**WHAT THE TASK REQUIRES:**
All of the material below is to be repeated exactly.

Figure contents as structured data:
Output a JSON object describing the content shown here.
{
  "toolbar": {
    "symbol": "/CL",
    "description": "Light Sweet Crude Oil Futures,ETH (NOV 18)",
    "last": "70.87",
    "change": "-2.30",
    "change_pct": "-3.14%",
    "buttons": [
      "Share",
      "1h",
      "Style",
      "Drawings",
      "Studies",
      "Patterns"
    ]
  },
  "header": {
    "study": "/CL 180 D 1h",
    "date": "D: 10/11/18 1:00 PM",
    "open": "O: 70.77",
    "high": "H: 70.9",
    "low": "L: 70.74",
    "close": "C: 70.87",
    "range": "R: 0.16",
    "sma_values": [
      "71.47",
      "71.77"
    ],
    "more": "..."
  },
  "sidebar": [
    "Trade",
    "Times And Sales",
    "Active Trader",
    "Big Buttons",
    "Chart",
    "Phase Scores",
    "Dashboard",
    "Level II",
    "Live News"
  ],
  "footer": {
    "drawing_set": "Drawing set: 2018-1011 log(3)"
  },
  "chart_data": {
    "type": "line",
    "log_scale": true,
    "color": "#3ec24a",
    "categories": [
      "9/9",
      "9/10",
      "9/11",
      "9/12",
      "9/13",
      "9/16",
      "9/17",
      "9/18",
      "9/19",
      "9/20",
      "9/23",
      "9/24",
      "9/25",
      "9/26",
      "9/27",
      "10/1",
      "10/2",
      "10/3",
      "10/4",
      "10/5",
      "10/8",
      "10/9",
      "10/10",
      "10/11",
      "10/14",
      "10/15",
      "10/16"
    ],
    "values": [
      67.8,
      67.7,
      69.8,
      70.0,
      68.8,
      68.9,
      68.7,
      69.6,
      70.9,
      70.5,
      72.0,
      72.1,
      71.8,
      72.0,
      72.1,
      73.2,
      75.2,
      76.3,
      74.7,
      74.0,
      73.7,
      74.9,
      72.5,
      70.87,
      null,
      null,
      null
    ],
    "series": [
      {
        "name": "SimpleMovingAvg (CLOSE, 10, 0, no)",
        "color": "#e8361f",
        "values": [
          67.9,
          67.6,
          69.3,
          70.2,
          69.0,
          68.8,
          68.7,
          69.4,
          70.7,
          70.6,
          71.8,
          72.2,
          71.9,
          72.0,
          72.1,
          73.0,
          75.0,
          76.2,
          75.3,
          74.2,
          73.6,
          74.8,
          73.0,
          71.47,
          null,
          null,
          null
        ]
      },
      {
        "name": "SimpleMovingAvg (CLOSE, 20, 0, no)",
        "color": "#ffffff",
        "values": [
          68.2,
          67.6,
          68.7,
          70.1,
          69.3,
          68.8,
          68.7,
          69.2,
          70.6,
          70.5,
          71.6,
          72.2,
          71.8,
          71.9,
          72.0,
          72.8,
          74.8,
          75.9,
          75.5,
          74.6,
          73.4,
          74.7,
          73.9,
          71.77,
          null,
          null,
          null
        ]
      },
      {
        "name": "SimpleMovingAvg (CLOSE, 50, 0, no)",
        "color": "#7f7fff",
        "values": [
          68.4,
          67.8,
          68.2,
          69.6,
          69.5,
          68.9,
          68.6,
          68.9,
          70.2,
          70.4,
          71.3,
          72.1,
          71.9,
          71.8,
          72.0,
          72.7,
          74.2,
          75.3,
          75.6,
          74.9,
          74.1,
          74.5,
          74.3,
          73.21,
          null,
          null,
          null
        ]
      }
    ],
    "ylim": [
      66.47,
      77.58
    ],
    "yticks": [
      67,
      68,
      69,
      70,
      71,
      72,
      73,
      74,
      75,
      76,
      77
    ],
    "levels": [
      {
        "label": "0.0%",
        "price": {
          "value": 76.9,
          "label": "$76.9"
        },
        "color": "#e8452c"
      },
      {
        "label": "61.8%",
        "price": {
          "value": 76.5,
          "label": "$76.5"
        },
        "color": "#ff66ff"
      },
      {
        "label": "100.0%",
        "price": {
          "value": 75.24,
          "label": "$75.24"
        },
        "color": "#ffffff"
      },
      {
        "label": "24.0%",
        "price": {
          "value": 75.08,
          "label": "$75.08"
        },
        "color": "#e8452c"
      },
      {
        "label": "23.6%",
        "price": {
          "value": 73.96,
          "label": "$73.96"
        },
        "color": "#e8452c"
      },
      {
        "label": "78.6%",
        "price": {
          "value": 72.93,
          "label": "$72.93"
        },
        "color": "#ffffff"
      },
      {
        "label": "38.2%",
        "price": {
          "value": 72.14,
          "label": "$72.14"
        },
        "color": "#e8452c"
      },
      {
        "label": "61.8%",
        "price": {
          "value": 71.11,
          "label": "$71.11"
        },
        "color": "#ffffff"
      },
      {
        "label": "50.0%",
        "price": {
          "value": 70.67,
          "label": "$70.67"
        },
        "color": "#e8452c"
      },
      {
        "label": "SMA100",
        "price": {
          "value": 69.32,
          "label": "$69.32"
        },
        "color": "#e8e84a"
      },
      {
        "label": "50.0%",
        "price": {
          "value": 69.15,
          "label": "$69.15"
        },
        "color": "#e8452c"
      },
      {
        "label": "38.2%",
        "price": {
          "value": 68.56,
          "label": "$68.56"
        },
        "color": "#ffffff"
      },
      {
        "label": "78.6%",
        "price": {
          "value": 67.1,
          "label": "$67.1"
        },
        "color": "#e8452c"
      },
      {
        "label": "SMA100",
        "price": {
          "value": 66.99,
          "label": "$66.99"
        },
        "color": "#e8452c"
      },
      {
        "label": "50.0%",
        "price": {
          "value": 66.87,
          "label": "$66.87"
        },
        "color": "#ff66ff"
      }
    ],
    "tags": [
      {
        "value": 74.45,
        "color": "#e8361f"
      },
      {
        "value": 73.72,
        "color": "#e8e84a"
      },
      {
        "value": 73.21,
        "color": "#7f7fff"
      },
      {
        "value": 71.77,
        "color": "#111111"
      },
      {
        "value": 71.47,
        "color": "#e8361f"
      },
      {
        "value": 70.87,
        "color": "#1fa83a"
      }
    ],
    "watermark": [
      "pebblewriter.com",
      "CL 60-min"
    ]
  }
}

**REPLY TO THE EXERCISE:**
Output a JSON object describing the content shown here.
{
  "toolbar": {
    "symbol": "/CL",
    "description": "Light Sweet Crude Oil Futures,ETH (NOV 18)",
    "last": "70.87",
    "change": "-2.30",
    "change_pct": "-3.14%",
    "buttons": [
      "Share",
      "1h",
      "Style",
      "Drawings",
      "Studies",
      "Patterns"
    ]
  },
  "header": {
    "study": "/CL 180 D 1h",
    "date": "D: 10/11/18 1:00 PM",
    "open": "O: 70.77",
    "high": "H: 70.9",
    "low": "L: 70.74",
    "close": "C: 70.87",
    "range": "R: 0.16",
    "sma_values": [
      "71.47",
      "71.77"
    ],
    "more": "..."
  },
  "sidebar": [
    "Trade",
    "Times And Sales",
    "Active Trader",
    "Big Buttons",
    "Chart",
    "Phase Scores",
    "Dashboard",
    "Level II",
    "Live News"
  ],
  "footer": {
    "drawing_set": "Drawing set: 2018-1011 log(3)"
  },
  "chart_data": {
    "type": "line",
    "log_scale": true,
    "color": "#3ec24a",
    "categories": [
      "9/9",
      "9/10",
      "9/11",
      "9/12",
      "9/13",
      "9/16",
      "9/17",
      "9/18",
      "9/19",
      "9/20",
      "9/23",
      "9/24",
      "9/25",
      "9/26",
      "9/27",
      "10/1",
      "10/2",
      "10/3",
      "10/4",
      "10/5",
      "10/8",
      "10/9",
      "10/10",
      "10/11",
      "10/14",
      "10/15",
      "10/16"
    ],
    "values": [
      67.8,
      67.7,
      69.8,
      70.0,
      68.8,
      68.9,
      68.7,
      69.6,
      70.9,
      70.5,
      72.0,
      72.1,
      71.8,
      72.0,
      72.1,
      73.2,
      75.2,
      76.3,
      74.7,
      74.0,
      73.7,
      74.9,
      72.5,
      70.87,
      null,
      null,
      null
    ],
    "series": [
      {
        "name": "SimpleMovingAvg (CLOSE, 10, 0, no)",
        "color": "#e8361f",
        "values": [
          67.9,
          67.6,
          69.3,
          70.2,
          69.0,
          68.8,
          68.7,
          69.4,
          70.7,
          70.6,
          71.8,
          72.2,
          71.9,
          72.0,
          72.1,
          73.0,
          75.0,
          76.2,
          75.3,
          74.2,
          73.6,
          74.8,
          73.0,
          71.47,
          null,
          null,
          null
        ]
      },
      {
        "name": "SimpleMovingAvg (CLOSE, 20, 0, no)",
        "color": "#ffffff",
        "values": [
          68.2,
          67.6,
          68.7,
          70.1,
          69.3,
          68.8,
          68.7,
          69.2,
          70.6,
          70.5,
          71.6,
          72.2,
          71.8,
          71.9,
          72.0,
          72.8,
          74.8,
          75.9,
          75.5,
          74.6,
          73.4,
          74.7,
          73.9,
          71.77,
          null,
          null,
          null
        ]
      },
      {
        "name": "SimpleMovingAvg (CLOSE, 50, 0, no)",
        "color": "#7f7fff",
        "values": [
          68.4,
          67.8,
          68.2,
          69.6,
          69.5,
          68.9,
          68.6,
          68.9,
          70.2,
          70.4,
          71.3,
          72.1,
          71.9,
          71.8,
          72.0,
          72.7,
          74.2,
          75.3,
          75.6,
          74.9,
          74.1,
          74.5,
          74.3,
          73.21,
          null,
          null,
          null
        ]
      }
    ],
    "ylim": [
      66.47,
      77.58
    ],
    "yticks": [
      67,
      68,
      69,
      70,
      71,
      72,
      73,
      74,
      75,
      76,
      77
    ],
    "levels": [
      {
        "label": "0.0%",
        "price": {
          "value": 76.9,
          "label": "$76.9"
        },
        "color": "#e8452c"
      },
      {
        "label": "61.8%",
        "price": {
          "value": 76.5,
          "label": "$76.5"
        },
        "color": "#ff66ff"
      },
      {
        "label": "100.0%",
        "price": {
          "value": 75.24,
          "label": "$75.24"
        },
        "color": "#ffffff"
      },
      {
        "label": "24.0%",
        "price": {
          "value": 75.08,
          "label": "$75.08"
        },
        "color": "#e8452c"
      },
      {
        "label": "23.6%",
        "price": {
          "value": 73.96,
          "label": "$73.96"
        },
        "color": "#e8452c"
      },
      {
        "label": "78.6%",
        "price": {
          "value": 72.93,
          "label": "$72.93"
        },
        "color": "#ffffff"
      },
      {
        "label": "38.2%",
        "price": {
          "value": 72.14,
          "label": "$72.14"
        },
        "color": "#e8452c"
      },
      {
        "label": "61.8%",
        "price": {
          "value": 71.11,
          "label": "$71.11"
        },
        "color": "#ffffff"
      },
      {
        "label": "50.0%",
        "price": {
          "value": 70.67,
          "label": "$70.67"
        },
        "color": "#e8452c"
      },
      {
        "label": "SMA100",
        "price": {
          "value": 69.32,
          "label": "$69.32"
        },
        "color": "#e8e84a"
      },
      {
        "label": "50.0%",
        "price": {
          "value": 69.15,
          "label": "$69.15"
        },
        "color": "#e8452c"
      },
      {
        "label": "38.2%",
        "price": {
          "value": 68.56,
          "label": "$68.56"
        },
        "color": "#ffffff"
      },
      {
        "label": "78.6%",
        "price": {
          "value": 67.1,
          "label": "$67.1"
        },
        "color": "#e8452c"
      },
      {
        "label": "SMA100",
        "price": {
          "value": 66.99,
          "label": "$66.99"
        },
        "color": "#e8452c"
      },
      {
        "label": "50.0%",
        "price": {
          "value": 66.87,
          "label": "$66.87"
        },
        "color": "#ff66ff"
      }
    ],
    "tags": [
      {
        "value": 74.45,
        "color": "#e8361f"
      },
      {
        "value": 73.72,
        "color": "#e8e84a"
      },
      {
        "value": 73.21,
        "color": "#7f7fff"
      },
      {
        "value": 71.77,
        "color": "#111111"
      },
      {
        "value": 71.47,
        "color": "#e8361f"
      },
      {
        "value": 70.87,
        "color": "#1fa83a"
      }
    ],
    "watermark": [
      "pebblewriter.com",
      "CL 60-min"
    ]
  }
}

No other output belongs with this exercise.